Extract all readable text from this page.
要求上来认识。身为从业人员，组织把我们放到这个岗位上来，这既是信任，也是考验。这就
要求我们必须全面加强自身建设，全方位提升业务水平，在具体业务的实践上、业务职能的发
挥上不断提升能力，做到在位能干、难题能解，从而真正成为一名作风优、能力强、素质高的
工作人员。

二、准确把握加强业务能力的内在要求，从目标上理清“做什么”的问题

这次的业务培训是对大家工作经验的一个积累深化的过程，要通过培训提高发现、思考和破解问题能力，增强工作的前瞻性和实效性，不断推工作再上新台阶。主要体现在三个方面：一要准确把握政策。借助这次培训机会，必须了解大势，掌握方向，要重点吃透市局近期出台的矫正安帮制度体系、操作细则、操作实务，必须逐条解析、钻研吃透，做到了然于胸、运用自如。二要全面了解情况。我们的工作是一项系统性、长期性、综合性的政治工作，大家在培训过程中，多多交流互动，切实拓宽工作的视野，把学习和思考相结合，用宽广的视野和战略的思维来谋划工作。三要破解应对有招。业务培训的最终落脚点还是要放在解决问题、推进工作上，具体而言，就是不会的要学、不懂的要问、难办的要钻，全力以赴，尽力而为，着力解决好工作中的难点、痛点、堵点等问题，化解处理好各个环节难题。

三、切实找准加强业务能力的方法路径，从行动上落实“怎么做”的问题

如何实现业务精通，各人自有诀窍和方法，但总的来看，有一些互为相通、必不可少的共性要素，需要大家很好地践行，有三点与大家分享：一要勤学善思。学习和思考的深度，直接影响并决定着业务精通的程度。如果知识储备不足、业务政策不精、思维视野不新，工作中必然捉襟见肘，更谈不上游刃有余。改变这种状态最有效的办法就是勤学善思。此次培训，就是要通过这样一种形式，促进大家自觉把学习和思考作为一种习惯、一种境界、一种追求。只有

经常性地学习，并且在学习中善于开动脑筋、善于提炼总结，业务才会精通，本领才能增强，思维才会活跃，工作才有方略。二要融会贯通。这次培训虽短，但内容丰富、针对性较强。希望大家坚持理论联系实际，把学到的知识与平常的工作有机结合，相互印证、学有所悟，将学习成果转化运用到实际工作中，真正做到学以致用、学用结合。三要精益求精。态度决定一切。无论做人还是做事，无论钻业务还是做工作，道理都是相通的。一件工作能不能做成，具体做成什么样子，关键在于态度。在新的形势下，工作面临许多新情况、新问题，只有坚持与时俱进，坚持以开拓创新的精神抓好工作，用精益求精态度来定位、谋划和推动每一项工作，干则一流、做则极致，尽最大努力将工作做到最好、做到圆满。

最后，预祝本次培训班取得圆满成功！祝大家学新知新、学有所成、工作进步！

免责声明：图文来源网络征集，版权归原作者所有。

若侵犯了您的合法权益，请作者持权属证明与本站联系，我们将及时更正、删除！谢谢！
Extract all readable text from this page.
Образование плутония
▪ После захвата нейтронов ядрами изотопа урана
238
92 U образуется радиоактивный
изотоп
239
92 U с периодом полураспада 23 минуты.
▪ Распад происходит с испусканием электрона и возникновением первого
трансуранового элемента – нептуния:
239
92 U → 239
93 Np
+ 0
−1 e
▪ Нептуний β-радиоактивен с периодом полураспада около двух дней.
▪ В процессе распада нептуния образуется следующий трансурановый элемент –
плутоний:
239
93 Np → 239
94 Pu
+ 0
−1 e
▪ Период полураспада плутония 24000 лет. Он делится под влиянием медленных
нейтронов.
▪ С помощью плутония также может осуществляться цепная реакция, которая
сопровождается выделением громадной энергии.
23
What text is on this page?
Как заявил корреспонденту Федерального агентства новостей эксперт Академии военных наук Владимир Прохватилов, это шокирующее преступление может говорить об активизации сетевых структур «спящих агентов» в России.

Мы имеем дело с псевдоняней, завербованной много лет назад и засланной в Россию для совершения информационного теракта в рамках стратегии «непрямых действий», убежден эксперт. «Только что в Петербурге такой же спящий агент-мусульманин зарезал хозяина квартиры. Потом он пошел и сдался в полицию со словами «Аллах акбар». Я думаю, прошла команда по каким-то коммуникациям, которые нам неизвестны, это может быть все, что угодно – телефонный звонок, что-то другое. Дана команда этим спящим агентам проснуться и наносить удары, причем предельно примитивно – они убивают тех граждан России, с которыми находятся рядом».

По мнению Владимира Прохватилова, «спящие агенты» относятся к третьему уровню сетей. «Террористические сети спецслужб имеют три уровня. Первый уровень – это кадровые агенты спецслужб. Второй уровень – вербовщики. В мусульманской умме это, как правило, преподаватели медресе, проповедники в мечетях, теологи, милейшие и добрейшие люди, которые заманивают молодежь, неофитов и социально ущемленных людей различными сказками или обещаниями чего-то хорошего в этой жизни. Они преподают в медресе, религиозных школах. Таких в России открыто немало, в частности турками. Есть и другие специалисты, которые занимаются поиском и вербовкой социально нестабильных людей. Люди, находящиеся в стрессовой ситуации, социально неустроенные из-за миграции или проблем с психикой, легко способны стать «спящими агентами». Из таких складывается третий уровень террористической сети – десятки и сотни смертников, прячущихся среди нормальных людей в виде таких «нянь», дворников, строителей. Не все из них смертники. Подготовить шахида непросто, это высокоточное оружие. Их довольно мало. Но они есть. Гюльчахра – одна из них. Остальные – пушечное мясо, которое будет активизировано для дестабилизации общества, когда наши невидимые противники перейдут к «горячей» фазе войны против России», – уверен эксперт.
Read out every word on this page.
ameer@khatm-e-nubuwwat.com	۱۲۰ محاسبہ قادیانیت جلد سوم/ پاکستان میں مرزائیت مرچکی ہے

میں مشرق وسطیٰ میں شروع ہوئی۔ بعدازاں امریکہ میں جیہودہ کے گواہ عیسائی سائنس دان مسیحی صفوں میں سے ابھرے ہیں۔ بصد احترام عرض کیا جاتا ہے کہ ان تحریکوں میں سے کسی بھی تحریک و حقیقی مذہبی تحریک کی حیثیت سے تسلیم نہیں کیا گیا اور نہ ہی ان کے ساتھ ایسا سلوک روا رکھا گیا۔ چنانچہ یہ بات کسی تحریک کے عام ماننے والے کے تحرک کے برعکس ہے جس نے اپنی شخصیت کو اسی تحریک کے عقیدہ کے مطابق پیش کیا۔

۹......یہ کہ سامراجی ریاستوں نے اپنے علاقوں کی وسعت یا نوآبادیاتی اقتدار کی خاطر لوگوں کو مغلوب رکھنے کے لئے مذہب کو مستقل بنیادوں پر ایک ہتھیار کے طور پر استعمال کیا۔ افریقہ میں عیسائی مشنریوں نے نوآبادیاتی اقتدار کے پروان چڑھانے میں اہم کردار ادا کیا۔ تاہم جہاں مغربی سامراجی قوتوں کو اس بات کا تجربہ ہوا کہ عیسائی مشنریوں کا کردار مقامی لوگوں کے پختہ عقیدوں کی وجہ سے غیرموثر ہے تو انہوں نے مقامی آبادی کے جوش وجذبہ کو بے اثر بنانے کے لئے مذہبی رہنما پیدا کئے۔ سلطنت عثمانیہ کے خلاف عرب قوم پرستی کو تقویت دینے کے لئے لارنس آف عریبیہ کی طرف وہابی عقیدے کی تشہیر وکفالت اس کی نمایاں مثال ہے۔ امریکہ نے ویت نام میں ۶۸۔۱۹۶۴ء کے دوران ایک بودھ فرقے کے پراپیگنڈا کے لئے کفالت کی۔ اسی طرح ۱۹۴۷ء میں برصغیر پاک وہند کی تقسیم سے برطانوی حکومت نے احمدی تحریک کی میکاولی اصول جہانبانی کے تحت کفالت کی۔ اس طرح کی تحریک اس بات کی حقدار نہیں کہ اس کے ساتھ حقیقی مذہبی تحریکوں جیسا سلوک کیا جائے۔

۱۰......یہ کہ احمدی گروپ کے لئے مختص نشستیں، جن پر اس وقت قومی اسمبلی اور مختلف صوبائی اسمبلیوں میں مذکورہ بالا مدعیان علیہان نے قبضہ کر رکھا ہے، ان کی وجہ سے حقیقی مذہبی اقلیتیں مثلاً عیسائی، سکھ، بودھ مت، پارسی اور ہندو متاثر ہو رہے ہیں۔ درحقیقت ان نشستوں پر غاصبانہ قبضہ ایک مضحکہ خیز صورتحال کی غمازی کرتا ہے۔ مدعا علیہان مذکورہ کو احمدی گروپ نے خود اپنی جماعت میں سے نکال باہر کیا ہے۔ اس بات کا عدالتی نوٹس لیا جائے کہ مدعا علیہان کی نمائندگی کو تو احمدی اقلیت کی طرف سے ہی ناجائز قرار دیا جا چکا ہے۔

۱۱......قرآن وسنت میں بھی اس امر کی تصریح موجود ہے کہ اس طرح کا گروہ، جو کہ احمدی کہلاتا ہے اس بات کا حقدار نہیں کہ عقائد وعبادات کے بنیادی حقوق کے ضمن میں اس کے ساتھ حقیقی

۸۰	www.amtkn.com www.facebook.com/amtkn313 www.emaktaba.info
══════════
• _PROBLEM DESCRIPTION_: Whenever "нептуния" turns up in a line, pick that line out.

• _ANSWER TO THE TASK_:
трансуранового элемента – нептуния:
▪ В процессе распада нептуния образуется следующий трансурановый элемент –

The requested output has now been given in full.